-------- Data to process
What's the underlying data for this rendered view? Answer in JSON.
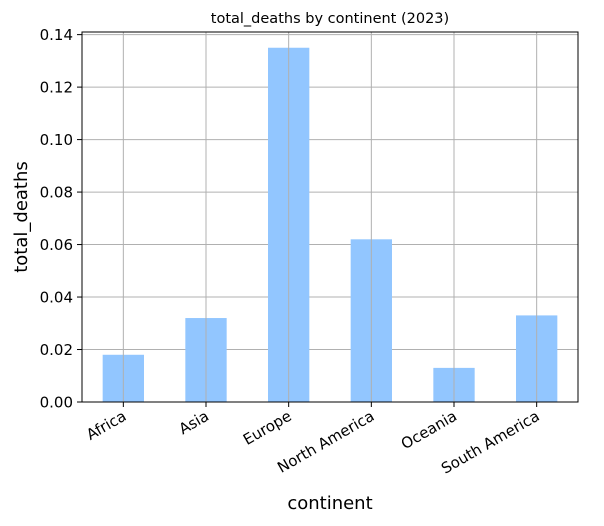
{
  "chart_data": {
    "type": "bar",
    "title": "total_deaths by continent (2023)",
    "xlabel": "continent",
    "ylabel": "total_deaths",
    "categories": [
      "Africa",
      "Asia",
      "Europe",
      "North America",
      "Oceania",
      "South America"
    ],
    "values": [
      0.018,
      0.032,
      0.135,
      0.062,
      0.013,
      0.033
    ],
    "ylim": [
      0,
      0.141
    ],
    "yticks": [
      0.0,
      0.02,
      0.04,
      0.06,
      0.08,
      0.1,
      0.12,
      0.14
    ],
    "ytick_labels": [
      "0.00",
      "0.02",
      "0.04",
      "0.06",
      "0.08",
      "0.10",
      "0.12",
      "0.14"
    ],
    "grid": true,
    "bar_color": "#92c6ff",
    "grid_color": "#b0b0b0"
  }
}
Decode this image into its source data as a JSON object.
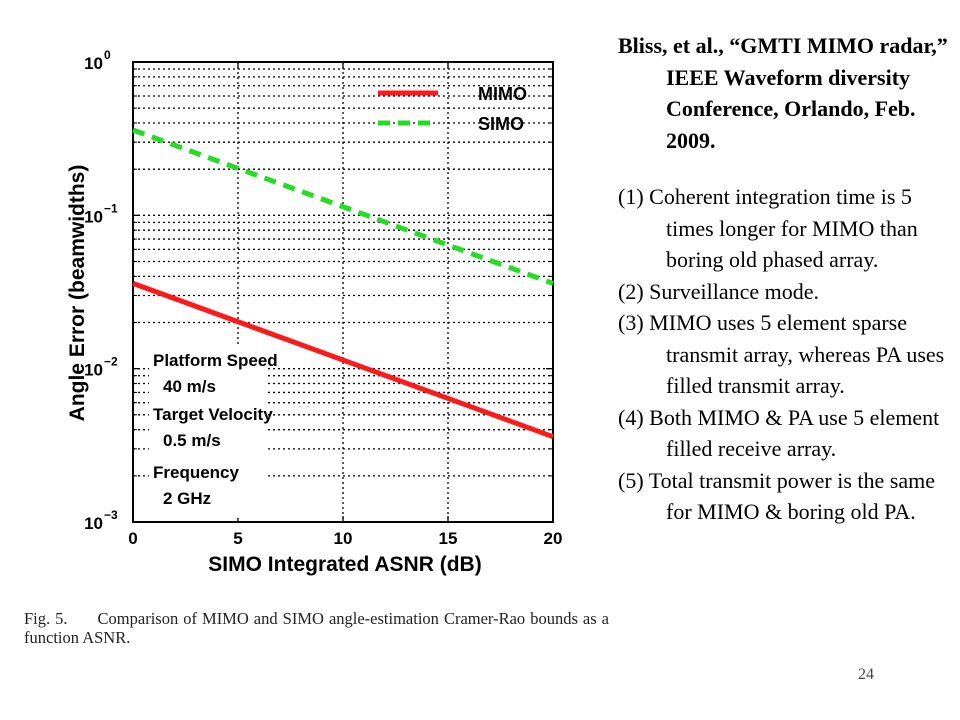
{
  "figure": {
    "caption": {
      "label": "Fig. 5.",
      "text": "Comparison of MIMO and SIMO angle-estimation Cramer-Rao bounds as a function ASNR."
    }
  },
  "chart_data": {
    "type": "line",
    "title": "",
    "xlabel": "SIMO Integrated ASNR (dB)",
    "ylabel": "Angle Error (beamwidths)",
    "x_scale": "linear",
    "y_scale": "log",
    "xlim": [
      0,
      20
    ],
    "ylim": [
      0.001,
      1
    ],
    "x_ticks": [
      0,
      5,
      10,
      15,
      20
    ],
    "y_ticks": [
      {
        "value": 0.001,
        "base": "10",
        "exp": "−3"
      },
      {
        "value": 0.01,
        "base": "10",
        "exp": "−2"
      },
      {
        "value": 0.1,
        "base": "10",
        "exp": "−1"
      },
      {
        "value": 1,
        "base": "10",
        "exp": "0"
      }
    ],
    "grid": true,
    "legend_position": "top-right",
    "series": [
      {
        "name": "MIMO",
        "color": "#ff1a1a",
        "dash": "solid",
        "x": [
          0,
          20
        ],
        "y": [
          0.036,
          0.0036
        ]
      },
      {
        "name": "SIMO",
        "color": "#22dd22",
        "dash": "dashed",
        "x": [
          0,
          20
        ],
        "y": [
          0.36,
          0.036
        ]
      }
    ],
    "annotations": [
      "Platform Speed",
      "40 m/s",
      "Target Velocity",
      "0.5 m/s",
      "Frequency",
      "2 GHz"
    ]
  },
  "citation": "Bliss, et al., “GMTI MIMO radar,” IEEE Waveform diversity Conference, Orlando, Feb. 2009.",
  "notes": [
    "(1) Coherent integration time is 5 times longer for MIMO than boring old phased array.",
    "(2) Surveillance mode.",
    "(3) MIMO uses 5 element sparse transmit array, whereas PA uses filled transmit array.",
    "(4) Both MIMO & PA use 5 element filled receive array.",
    "(5) Total transmit power is the same for MIMO & boring old PA."
  ],
  "slide_number": "24"
}
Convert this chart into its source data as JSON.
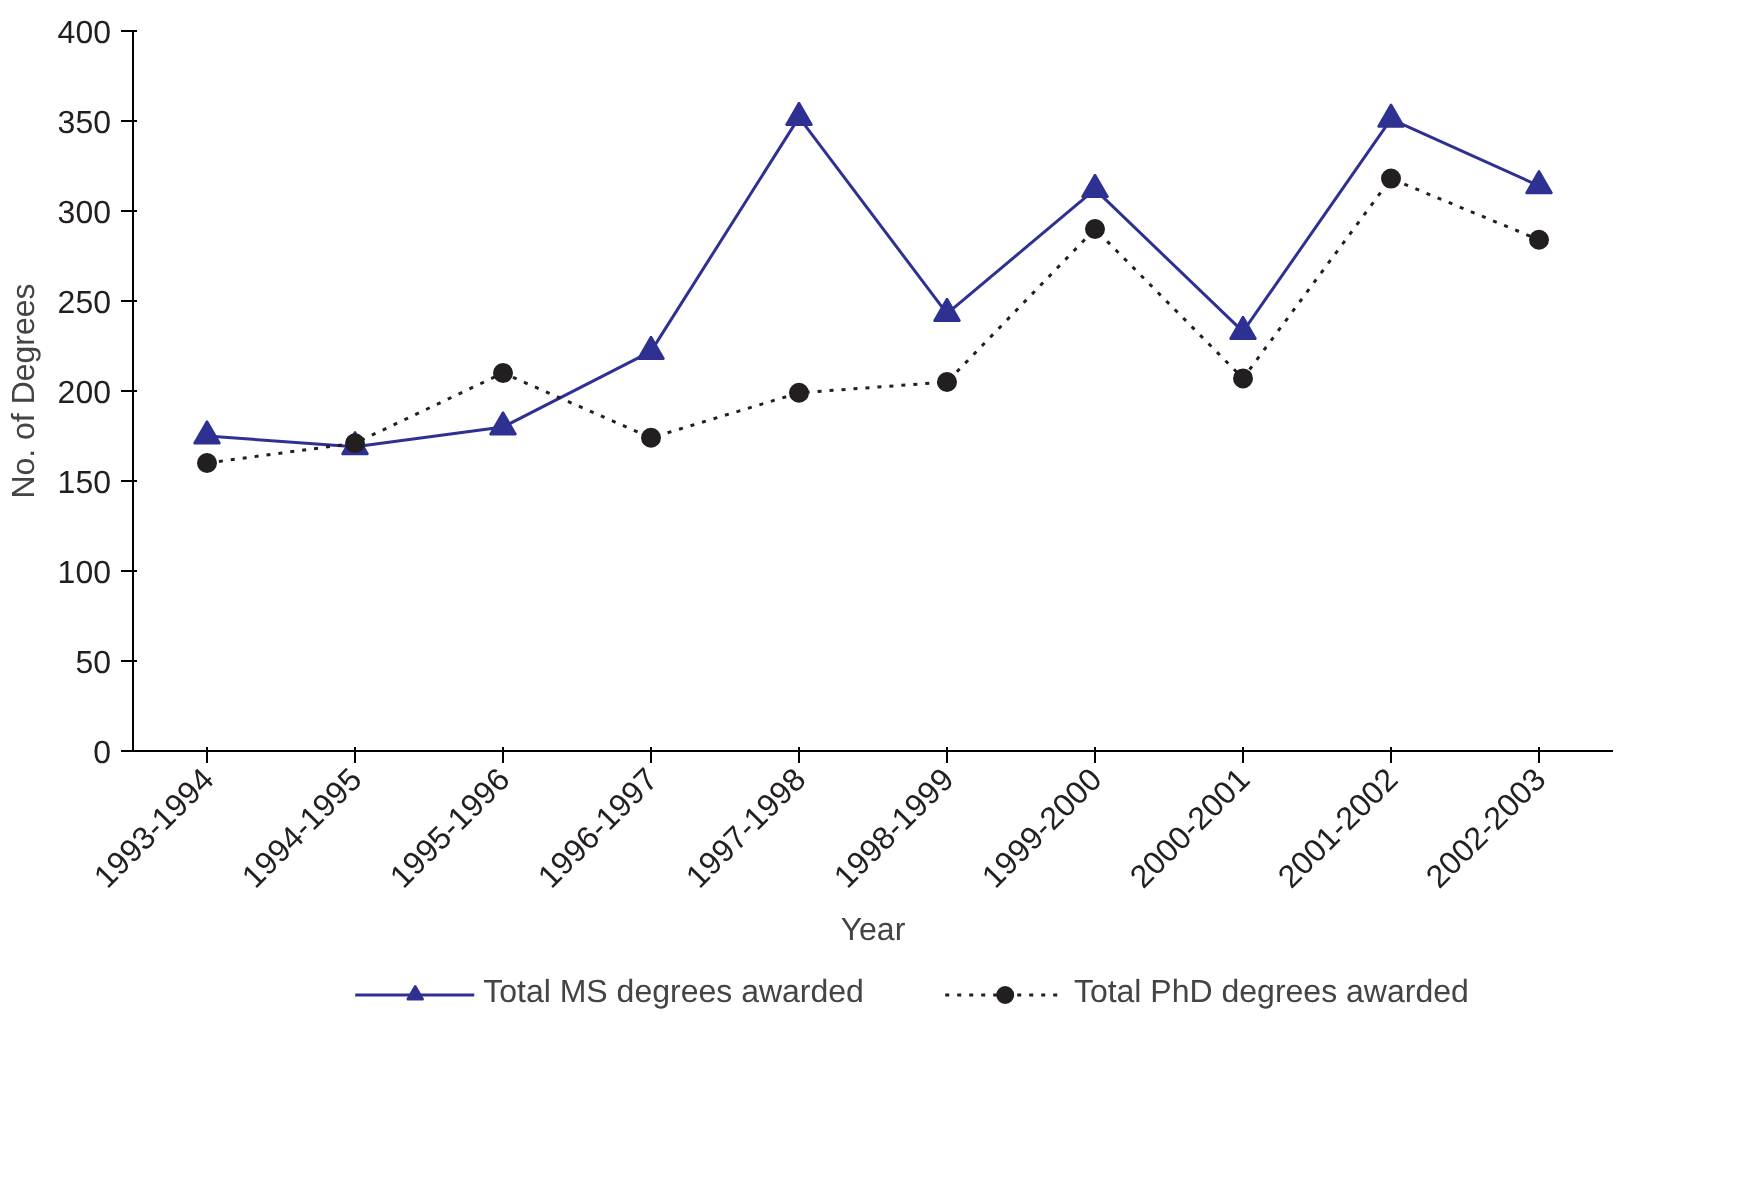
{
  "chart_data": {
    "type": "line",
    "xlabel": "Year",
    "ylabel": "No. of Degrees",
    "categories": [
      "1993-1994",
      "1994-1995",
      "1995-1996",
      "1996-1997",
      "1997-1998",
      "1998-1999",
      "1999-2000",
      "2000-2001",
      "2001-2002",
      "2002-2003"
    ],
    "series": [
      {
        "name": "Total MS degrees awarded",
        "color": "#2e3192",
        "marker": "triangle",
        "line_style": "solid",
        "values": [
          175,
          169,
          180,
          222,
          352,
          243,
          312,
          233,
          351,
          314
        ]
      },
      {
        "name": "Total PhD degrees awarded",
        "color": "#231f20",
        "marker": "circle",
        "line_style": "dotted",
        "values": [
          160,
          171,
          210,
          174,
          199,
          205,
          290,
          207,
          318,
          284
        ]
      }
    ],
    "ylim": [
      0,
      400
    ],
    "yticks": [
      0,
      50,
      100,
      150,
      200,
      250,
      300,
      350,
      400
    ],
    "grid": false,
    "legend": "bottom"
  }
}
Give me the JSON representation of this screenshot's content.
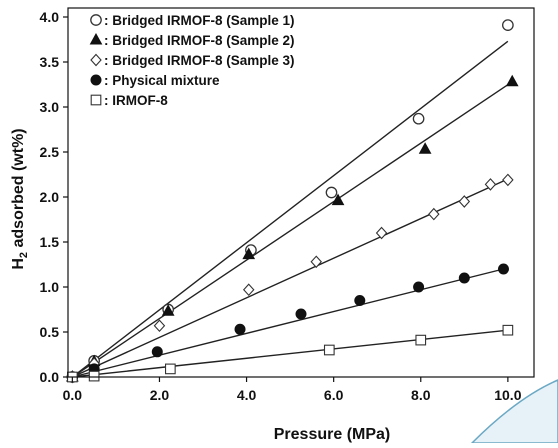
{
  "chart_data": {
    "type": "scatter",
    "title": "",
    "xlabel": "Pressure (MPa)",
    "ylabel_main": "H",
    "ylabel_sub": "2",
    "ylabel_rest": " adsorbed (wt%)",
    "xlim": [
      -0.1,
      10.6
    ],
    "ylim": [
      0.0,
      4.1
    ],
    "xticks": [
      "0.0",
      "2.0",
      "4.0",
      "6.0",
      "8.0",
      "10.0"
    ],
    "yticks": [
      "0.0",
      "0.5",
      "1.0",
      "1.5",
      "2.0",
      "2.5",
      "3.0",
      "3.5",
      "4.0"
    ],
    "grid": false,
    "legend_position": "top-left",
    "series": [
      {
        "name": "Bridged IRMOF-8 (Sample 1)",
        "marker": "open-circle",
        "x": [
          0.0,
          0.5,
          2.2,
          4.1,
          5.95,
          7.95,
          10.0
        ],
        "y": [
          0.0,
          0.18,
          0.75,
          1.41,
          2.05,
          2.87,
          3.91
        ],
        "fit": [
          [
            0.0,
            0.0
          ],
          [
            10.0,
            3.73
          ]
        ]
      },
      {
        "name": "Bridged IRMOF-8 (Sample 2)",
        "marker": "filled-triangle",
        "x": [
          0.0,
          0.5,
          2.2,
          4.05,
          6.1,
          8.1,
          10.1
        ],
        "y": [
          0.0,
          0.17,
          0.73,
          1.36,
          1.96,
          2.53,
          3.28
        ],
        "fit": [
          [
            0.0,
            0.0
          ],
          [
            10.1,
            3.28
          ]
        ]
      },
      {
        "name": "Bridged IRMOF-8 (Sample 3)",
        "marker": "open-diamond",
        "x": [
          0.0,
          0.5,
          2.0,
          4.05,
          5.6,
          7.1,
          8.3,
          9.0,
          9.6,
          10.0
        ],
        "y": [
          0.0,
          0.15,
          0.57,
          0.97,
          1.28,
          1.6,
          1.81,
          1.95,
          2.14,
          2.19
        ],
        "fit": [
          [
            0.0,
            0.0
          ],
          [
            10.0,
            2.2
          ]
        ]
      },
      {
        "name": "Physical mixture",
        "marker": "filled-circle",
        "x": [
          0.0,
          0.5,
          1.95,
          3.85,
          5.25,
          6.6,
          7.95,
          9.0,
          9.9
        ],
        "y": [
          0.0,
          0.09,
          0.28,
          0.53,
          0.7,
          0.85,
          1.0,
          1.1,
          1.2
        ],
        "fit": [
          [
            0.0,
            0.0
          ],
          [
            9.9,
            1.2
          ]
        ]
      },
      {
        "name": "IRMOF-8",
        "marker": "open-square",
        "x": [
          0.0,
          0.5,
          2.25,
          5.9,
          8.0,
          10.0
        ],
        "y": [
          0.0,
          0.01,
          0.09,
          0.3,
          0.41,
          0.52
        ],
        "fit": [
          [
            0.0,
            0.0
          ],
          [
            10.0,
            0.52
          ]
        ]
      }
    ]
  },
  "colors": {
    "ink": "#111111",
    "fit_line": "#222222",
    "marker_edge": "#333333",
    "marker_fill": "#111111",
    "accent_fill": "#e6f2f7",
    "accent_edge": "#6aa8c4"
  }
}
----------------
Task directions. List all lines in the material containing the string "MIMO".

Result.
      "text": "Comparison of MIMO and SIMO angle-estimation Cramer-Rao bounds as a function ASNR."
        "name": "MIMO",
  "citation": "Bliss, et al., “GMTI MIMO radar,” IEEE Waveform diversity Conference, Orlando, Feb. 2009.",
    "(1) Coherent integration time is 5 times longer for MIMO than boring old phased array.",
    "(3) MIMO uses 5 element sparse transmit array, whereas PA uses filled transmit array.",
    "(4) Both MIMO & PA use 5 element filled receive array.",
    "(5) Total transmit power is the same for MIMO & boring old PA."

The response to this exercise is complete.